▶ **The task**
In the blog post about fighting prejudice, name every trait that, according to the post, people automatically assume the person behind the register has.

▶ **Passage to read**
Friday, June 27, 2008

Fighting Prejudice

For roughly 7 years now (I cannot believe its been that long…) Ive been working in a grocery store. As Ive also been a student all these years, the job has only been part time, allowing me just enough cash to have a more varied diet than noodles. No offence to noodles… its just not my favorite dinner.

Ive always thought about my job as a fairly easy way of making money. A way which requires minor levels of brain activity and little responsibility compared to a pretty decent income (about 25 bucks an hour). Add that up with a boss who understands that Uni comes first, and you get a good reason to stay. However, my views of this being a simple job which requires little effort and concentration, seems to, unfortunately so perhaps, also be the general view reflected by the public.

I recently read an article in a news paper which placed cashier at supermarket/grocery store as the lowest status job you could have. –Somewhat similar to the dung-handlers of the low castes in India. I have to admit I was not very surprised by this article, as Ive seen signs of this view for quite some time.

For some reason people automatically assume that the person behind the register is lazy, unmotivated and/or extremely dumb.

Ive personally been subjected to this kind of attitude on many occasions by several customers; You have the family fathers who look at you as if you have an IQ of 30 when you ask if they would like a plastic bag. –“Does it look like I can fit all this into my pockets?” (usually accompanied by a sinister laugh). As smartass attitude from a cashier is highly unappreciated you are forced to swallow your pride and do nothing but smile and hand the customer his plastic bags. Obviously while doing this you imagine the reply you would give if you weren’t dependent on the job: -“No sir, I can see your beer gut is preventing you from putting anything at all into your pockets, but you wouldn’t want me to charge you for plastic bags if you brought your own, would you? You’d be surprised to know how many actually do bring their own…especially those who worry about the environment.”

▶ **Listed records**

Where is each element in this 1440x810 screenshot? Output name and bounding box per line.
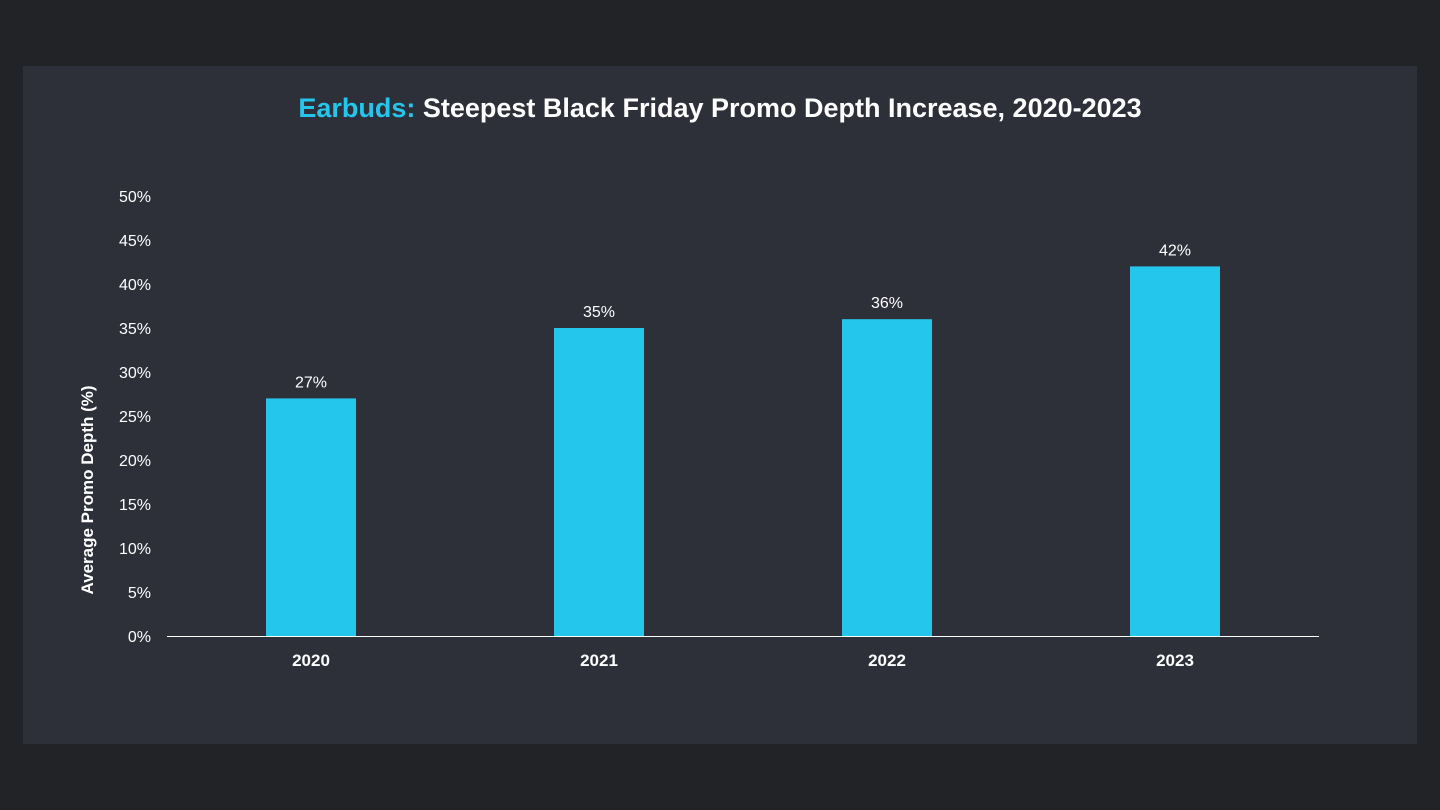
y-tick-label: 5% [128, 585, 151, 602]
bar-2022 [842, 319, 932, 636]
chart-title: Earbuds: Steepest Black Friday Promo Dep… [23, 93, 1417, 124]
x-tick-label-2023: 2023 [1156, 651, 1194, 670]
y-tick-label: 15% [119, 497, 151, 514]
y-tick-label: 10% [119, 541, 151, 558]
data-label-2022: 36% [871, 295, 903, 312]
y-tick-label: 50% [119, 189, 151, 206]
y-tick-label: 35% [119, 321, 151, 338]
chart-title-text: Steepest Black Friday Promo Depth Increa… [415, 93, 1142, 123]
chart-title-highlight: Earbuds: [298, 93, 416, 123]
x-tick-label-2021: 2021 [580, 651, 618, 670]
y-tick-label: 0% [128, 629, 151, 646]
data-label-2023: 42% [1159, 242, 1191, 259]
bar-2023 [1130, 266, 1220, 636]
bar-2021 [554, 328, 644, 636]
y-tick-label: 45% [119, 233, 151, 250]
bar-chart: Average Promo Depth (%) 0% 5% 10% 15% 20% 25%… [78, 189, 1319, 670]
y-tick-label: 25% [119, 409, 151, 426]
data-label-2020: 27% [295, 374, 327, 391]
y-axis-label: Average Promo Depth (%) [78, 385, 97, 594]
x-tick-label-2022: 2022 [868, 651, 906, 670]
bar-2020 [266, 398, 356, 636]
x-tick-label-2020: 2020 [292, 651, 330, 670]
data-label-2021: 35% [583, 304, 615, 321]
y-tick-label: 20% [119, 453, 151, 470]
y-tick-label: 30% [119, 365, 151, 382]
chart-panel: Earbuds: Steepest Black Friday Promo Dep… [23, 66, 1417, 744]
y-tick-label: 40% [119, 277, 151, 294]
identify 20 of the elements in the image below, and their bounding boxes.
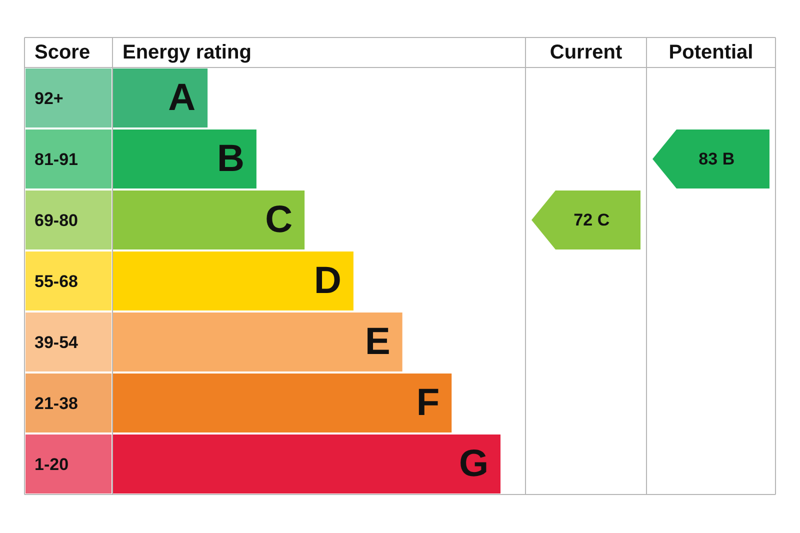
annotation: Energy rating [122, 42, 252, 64]
text: 55-68 [34, 272, 78, 291]
text: 1-20 [34, 455, 69, 474]
y-tick-label: B [217, 138, 244, 180]
text: 81-91 [34, 150, 78, 169]
y-tick-label: A [168, 77, 196, 119]
text: 69-80 [34, 211, 78, 230]
text: 72 C [574, 210, 610, 230]
text: 83 B [698, 150, 735, 168]
text: 92+ [34, 89, 64, 108]
text: 21-38 [34, 394, 78, 413]
y-tick-label: F [416, 382, 440, 424]
text: 39-54 [34, 333, 79, 352]
text: Potential [668, 42, 754, 64]
y-tick-label: C [265, 199, 293, 241]
y-tick-label: D [314, 260, 342, 302]
y-tick-label: E [364, 321, 390, 363]
y-tick-label: G [458, 443, 489, 485]
text: Score [34, 42, 90, 64]
text: Current [550, 42, 622, 64]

▶ **Solution to the problem**
Lazy, unmotivated, extremely dumb